_Records provided_:
┌──

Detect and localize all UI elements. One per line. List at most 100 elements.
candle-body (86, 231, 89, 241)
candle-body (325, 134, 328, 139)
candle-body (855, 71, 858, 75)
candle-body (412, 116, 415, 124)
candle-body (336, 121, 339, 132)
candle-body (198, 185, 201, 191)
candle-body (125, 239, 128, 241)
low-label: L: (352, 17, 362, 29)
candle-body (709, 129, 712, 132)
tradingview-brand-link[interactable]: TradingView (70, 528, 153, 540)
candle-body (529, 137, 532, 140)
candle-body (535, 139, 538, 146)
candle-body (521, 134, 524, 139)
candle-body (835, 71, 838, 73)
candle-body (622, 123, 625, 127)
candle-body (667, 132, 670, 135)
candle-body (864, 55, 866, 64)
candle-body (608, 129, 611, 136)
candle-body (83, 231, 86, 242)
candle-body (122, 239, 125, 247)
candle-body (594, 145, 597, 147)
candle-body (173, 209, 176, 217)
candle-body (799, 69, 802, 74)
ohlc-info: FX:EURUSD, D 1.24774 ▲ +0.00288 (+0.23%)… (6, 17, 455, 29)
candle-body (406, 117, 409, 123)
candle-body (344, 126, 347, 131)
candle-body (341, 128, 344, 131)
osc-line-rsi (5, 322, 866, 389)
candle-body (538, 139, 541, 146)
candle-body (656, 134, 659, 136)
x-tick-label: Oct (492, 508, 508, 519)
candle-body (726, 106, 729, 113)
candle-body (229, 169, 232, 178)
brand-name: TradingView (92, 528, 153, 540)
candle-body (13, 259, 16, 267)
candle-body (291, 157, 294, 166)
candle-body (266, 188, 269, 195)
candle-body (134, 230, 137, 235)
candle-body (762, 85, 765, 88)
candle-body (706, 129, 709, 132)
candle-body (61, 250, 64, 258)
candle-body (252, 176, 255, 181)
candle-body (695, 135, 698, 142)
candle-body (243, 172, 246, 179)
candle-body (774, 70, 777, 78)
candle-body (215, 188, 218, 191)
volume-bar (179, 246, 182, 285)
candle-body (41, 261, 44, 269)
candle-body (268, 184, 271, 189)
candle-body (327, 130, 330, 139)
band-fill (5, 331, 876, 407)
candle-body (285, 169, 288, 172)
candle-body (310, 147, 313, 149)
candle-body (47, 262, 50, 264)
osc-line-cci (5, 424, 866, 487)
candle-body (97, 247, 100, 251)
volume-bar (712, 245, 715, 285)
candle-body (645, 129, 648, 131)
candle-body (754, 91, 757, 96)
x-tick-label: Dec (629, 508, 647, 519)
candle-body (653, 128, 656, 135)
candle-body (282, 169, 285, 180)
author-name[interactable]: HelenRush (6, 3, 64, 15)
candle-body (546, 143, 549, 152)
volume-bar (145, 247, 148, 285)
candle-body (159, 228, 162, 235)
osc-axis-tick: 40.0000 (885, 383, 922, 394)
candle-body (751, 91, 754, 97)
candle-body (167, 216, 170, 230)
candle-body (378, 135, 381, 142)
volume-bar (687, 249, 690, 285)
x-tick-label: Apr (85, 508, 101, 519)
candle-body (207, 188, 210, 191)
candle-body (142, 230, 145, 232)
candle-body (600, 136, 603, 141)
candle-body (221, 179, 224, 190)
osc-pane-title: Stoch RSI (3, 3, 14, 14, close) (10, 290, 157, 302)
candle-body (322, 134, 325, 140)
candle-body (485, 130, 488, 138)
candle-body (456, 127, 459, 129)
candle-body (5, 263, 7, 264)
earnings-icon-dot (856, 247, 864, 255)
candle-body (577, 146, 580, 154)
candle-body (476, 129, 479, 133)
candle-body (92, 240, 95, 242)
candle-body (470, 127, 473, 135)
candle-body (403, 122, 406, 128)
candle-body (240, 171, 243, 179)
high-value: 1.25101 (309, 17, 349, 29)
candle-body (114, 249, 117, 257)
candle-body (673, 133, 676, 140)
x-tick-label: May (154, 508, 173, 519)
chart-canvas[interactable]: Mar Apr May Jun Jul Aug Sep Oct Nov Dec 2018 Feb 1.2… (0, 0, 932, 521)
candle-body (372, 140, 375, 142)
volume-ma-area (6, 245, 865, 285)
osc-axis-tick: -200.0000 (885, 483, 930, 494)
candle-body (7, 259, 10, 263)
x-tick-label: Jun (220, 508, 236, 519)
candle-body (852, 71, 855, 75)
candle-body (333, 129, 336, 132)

└──

_Exercise prompt_:
Format each line of the material above as a Markdown table with the columns Row and Line, skipping any blank lines.

_Answer to this task_:
| Row | Line |
|---|---|
| 1 | Detect and localize all UI elements. One per line. List at most 100 elements. |
| 2 | candle-body (86, 231, 89, 241) |
| 3 | candle-body (325, 134, 328, 139) |
| 4 | candle-body (855, 71, 858, 75) |
| 5 | candle-body (412, 116, 415, 124) |
| 6 | candle-body (336, 121, 339, 132) |
| 7 | candle-body (198, 185, 201, 191) |
| 8 | candle-body (125, 239, 128, 241) |
| 9 | low-label: L: (352, 17, 362, 29) |
| 10 | candle-body (709, 129, 712, 132) |
| 11 | tradingview-brand-link[interactable]: TradingView (70, 528, 153, 540) |
| 12 | candle-body (529, 137, 532, 140) |
| 13 | candle-body (535, 139, 538, 146) |
| 14 | candle-body (521, 134, 524, 139) |
| 15 | candle-body (835, 71, 838, 73) |
| 16 | candle-body (622, 123, 625, 127) |
| 17 | candle-body (667, 132, 670, 135) |
| 18 | candle-body (864, 55, 866, 64) |
| 19 | candle-body (608, 129, 611, 136) |
| 20 | candle-body (83, 231, 86, 242) |
| 21 | candle-body (122, 239, 125, 247) |
| 22 | candle-body (594, 145, 597, 147) |
| 23 | candle-body (173, 209, 176, 217) |
| 24 | candle-body (799, 69, 802, 74) |
| 25 | ohlc-info: FX:EURUSD, D 1.24774 ▲ +0.00288 (+0.23%)… (6, 17, 455, 29) |
| 26 | candle-body (406, 117, 409, 123) |
| 27 | candle-body (344, 126, 347, 131) |
| 28 | candle-body (341, 128, 344, 131) |
| 29 | osc-line-rsi (5, 322, 866, 389) |
| 30 | candle-body (538, 139, 541, 146) |
| 31 | candle-body (656, 134, 659, 136) |
| 32 | x-tick-label: Oct (492, 508, 508, 519) |
| 33 | candle-body (726, 106, 729, 113) |
| 34 | candle-body (229, 169, 232, 178) |
| 35 | brand-name: TradingView (92, 528, 153, 540) |
| 36 | candle-body (13, 259, 16, 267) |
| 37 | candle-body (291, 157, 294, 166) |
| 38 | candle-body (266, 188, 269, 195) |
| 39 | candle-body (134, 230, 137, 235) |
| 40 | candle-body (762, 85, 765, 88) |
| 41 | candle-body (706, 129, 709, 132) |
| 42 | candle-body (61, 250, 64, 258) |
| 43 | candle-body (252, 176, 255, 181) |
| 44 | candle-body (695, 135, 698, 142) |
| 45 | candle-body (243, 172, 246, 179) |
| 46 | candle-body (774, 70, 777, 78) |
| 47 | candle-body (215, 188, 218, 191) |
| 48 | volume-bar (179, 246, 182, 285) |
| 49 | candle-body (41, 261, 44, 269) |
| 50 | candle-body (268, 184, 271, 189) |
| 51 | candle-body (327, 130, 330, 139) |
| 52 | band-fill (5, 331, 876, 407) |
| 53 | candle-body (285, 169, 288, 172) |
| 54 | candle-body (310, 147, 313, 149) |
| 55 | candle-body (47, 262, 50, 264) |
| 56 | osc-line-cci (5, 424, 866, 487) |
| 57 | candle-body (97, 247, 100, 251) |
| 58 | volume-bar (712, 245, 715, 285) |
| 59 | candle-body (645, 129, 648, 131) |
| 60 | candle-body (754, 91, 757, 96) |
| 61 | x-tick-label: Dec (629, 508, 647, 519) |
| 62 | candle-body (653, 128, 656, 135) |
| 63 | candle-body (282, 169, 285, 180) |
| 64 | author-name[interactable]: HelenRush (6, 3, 64, 15) |
| 65 | candle-body (546, 143, 549, 152) |
| 66 | volume-bar (145, 247, 148, 285) |
| 67 | candle-body (159, 228, 162, 235) |
| 68 | osc-axis-tick: 40.0000 (885, 383, 922, 394) |
| 69 | candle-body (751, 91, 754, 97) |
| 70 | candle-body (167, 216, 170, 230) |
| 71 | candle-body (378, 135, 381, 142) |
| 72 | volume-bar (687, 249, 690, 285) |
| 73 | x-tick-label: Apr (85, 508, 101, 519) |
| 74 | candle-body (207, 188, 210, 191) |
| 75 | candle-body (142, 230, 145, 232) |
| 76 | candle-body (600, 136, 603, 141) |
| 77 | candle-body (221, 179, 224, 190) |
| 78 | osc-pane-title: Stoch RSI (3, 3, 14, 14, close) (10, 290, 157, 302) |
| 79 | candle-body (322, 134, 325, 140) |
| 80 | candle-body (485, 130, 488, 138) |
| 81 | candle-body (456, 127, 459, 129) |
| 82 | candle-body (5, 263, 7, 264) |
| 83 | earnings-icon-dot (856, 247, 864, 255) |
| 84 | candle-body (577, 146, 580, 154) |
| 85 | candle-body (476, 129, 479, 133) |
| 86 | candle-body (92, 240, 95, 242) |
| 87 | candle-body (470, 127, 473, 135) |
| 88 | candle-body (403, 122, 406, 128) |
| 89 | candle-body (240, 171, 243, 179) |
| 90 | high-value: 1.25101 (309, 17, 349, 29) |
| 91 | candle-body (114, 249, 117, 257) |
| 92 | candle-body (673, 133, 676, 140) |
| 93 | x-tick-label: May (154, 508, 173, 519) |
| 94 | chart-canvas[interactable]: Mar Apr May Jun Jul Aug Sep Oct Nov Dec 2018 Feb 1.2… (0, 0, 932, 521) |
| 95 | candle-body (372, 140, 375, 142) |
| 96 | volume-ma-area (6, 245, 865, 285) |
| 97 | osc-axis-tick: -200.0000 (885, 483, 930, 494) |
| 98 | candle-body (7, 259, 10, 263) |
| 99 | x-tick-label: Jun (220, 508, 236, 519) |
| 100 | candle-body (852, 71, 855, 75) |
| 101 | candle-body (333, 129, 336, 132) |